MATERIAL SHOWN:

┏━━

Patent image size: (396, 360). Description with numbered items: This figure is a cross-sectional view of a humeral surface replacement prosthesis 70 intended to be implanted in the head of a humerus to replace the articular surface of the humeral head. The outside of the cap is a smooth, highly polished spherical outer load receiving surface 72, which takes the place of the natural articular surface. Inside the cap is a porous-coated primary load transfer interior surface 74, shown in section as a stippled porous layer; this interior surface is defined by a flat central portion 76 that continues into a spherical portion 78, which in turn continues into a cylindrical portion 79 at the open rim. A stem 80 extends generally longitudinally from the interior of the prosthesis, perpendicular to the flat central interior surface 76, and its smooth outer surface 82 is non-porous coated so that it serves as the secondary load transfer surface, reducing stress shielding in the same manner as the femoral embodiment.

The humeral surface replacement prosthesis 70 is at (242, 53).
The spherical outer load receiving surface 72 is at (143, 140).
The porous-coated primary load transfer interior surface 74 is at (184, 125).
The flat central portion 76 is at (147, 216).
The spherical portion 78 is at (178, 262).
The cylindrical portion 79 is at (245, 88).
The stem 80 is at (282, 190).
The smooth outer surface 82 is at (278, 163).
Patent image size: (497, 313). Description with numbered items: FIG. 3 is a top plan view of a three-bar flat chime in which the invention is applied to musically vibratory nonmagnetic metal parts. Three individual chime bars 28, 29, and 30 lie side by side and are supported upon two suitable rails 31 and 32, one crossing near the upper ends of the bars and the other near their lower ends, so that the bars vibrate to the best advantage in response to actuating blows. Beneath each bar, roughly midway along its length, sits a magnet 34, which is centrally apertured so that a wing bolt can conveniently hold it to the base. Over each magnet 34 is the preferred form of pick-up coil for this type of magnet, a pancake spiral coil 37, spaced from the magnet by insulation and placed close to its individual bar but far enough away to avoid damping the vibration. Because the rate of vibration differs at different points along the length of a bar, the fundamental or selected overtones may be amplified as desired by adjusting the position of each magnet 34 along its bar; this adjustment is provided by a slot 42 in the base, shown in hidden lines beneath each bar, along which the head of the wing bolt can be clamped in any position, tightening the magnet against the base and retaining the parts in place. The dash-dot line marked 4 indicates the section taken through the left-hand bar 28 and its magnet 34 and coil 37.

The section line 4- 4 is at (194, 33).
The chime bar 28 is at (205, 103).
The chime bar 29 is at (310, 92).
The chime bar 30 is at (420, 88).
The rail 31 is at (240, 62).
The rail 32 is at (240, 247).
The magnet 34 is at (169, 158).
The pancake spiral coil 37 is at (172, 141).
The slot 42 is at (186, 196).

┗━━

Can you return every line of the data above unchanged, character for character?

REPLY TO THE EXERCISE:
Patent image size: (396, 360). Description with numbered items: This figure is a cross-sectional view of a humeral surface replacement prosthesis 70 intended to be implanted in the head of a humerus to replace the articular surface of the humeral head. The outside of the cap is a smooth, highly polished spherical outer load receiving surface 72, which takes the place of the natural articular surface. Inside the cap is a porous-coated primary load transfer interior surface 74, shown in section as a stippled porous layer; this interior surface is defined by a flat central portion 76 that continues into a spherical portion 78, which in turn continues into a cylindrical portion 79 at the open rim. A stem 80 extends generally longitudinally from the interior of the prosthesis, perpendicular to the flat central interior surface 76, and its smooth outer surface 82 is non-porous coated so that it serves as the secondary load transfer surface, reducing stress shielding in the same manner as the femoral embodiment.

The humeral surface replacement prosthesis 70 is at (242, 53).
The spherical outer load receiving surface 72 is at (143, 140).
The porous-coated primary load transfer interior surface 74 is at (184, 125).
The flat central portion 76 is at (147, 216).
The spherical portion 78 is at (178, 262).
The cylindrical portion 79 is at (245, 88).
The stem 80 is at (282, 190).
The smooth outer surface 82 is at (278, 163).
Patent image size: (497, 313). Description with numbered items: FIG. 3 is a top plan view of a three-bar flat chime in which the invention is applied to musically vibratory nonmagnetic metal parts. Three individual chime bars 28, 29, and 30 lie side by side and are supported upon two suitable rails 31 and 32, one crossing near the upper ends of the bars and the other near their lower ends, so that the bars vibrate to the best advantage in response to actuating blows. Beneath each bar, roughly midway along its length, sits a magnet 34, which is centrally apertured so that a wing bolt can conveniently hold it to the base. Over each magnet 34 is the preferred form of pick-up coil for this type of magnet, a pancake spiral coil 37, spaced from the magnet by insulation and placed close to its individual bar but far enough away to avoid damping the vibration. Because the rate of vibration differs at different points along the length of a bar, the fundamental or selected overtones may be amplified as desired by adjusting the position of each magnet 34 along its bar; this adjustment is provided by a slot 42 in the base, shown in hidden lines beneath each bar, along which the head of the wing bolt can be clamped in any position, tightening the magnet against the base and retaining the parts in place. The dash-dot line marked 4 indicates the section taken through the left-hand bar 28 and its magnet 34 and coil 37.

The section line 4- 4 is at (194, 33).
The chime bar 28 is at (205, 103).
The chime bar 29 is at (310, 92).
The chime bar 30 is at (420, 88).
The rail 31 is at (240, 62).
The rail 32 is at (240, 247).
The magnet 34 is at (169, 158).
The pancake spiral coil 37 is at (172, 141).
The slot 42 is at (186, 196).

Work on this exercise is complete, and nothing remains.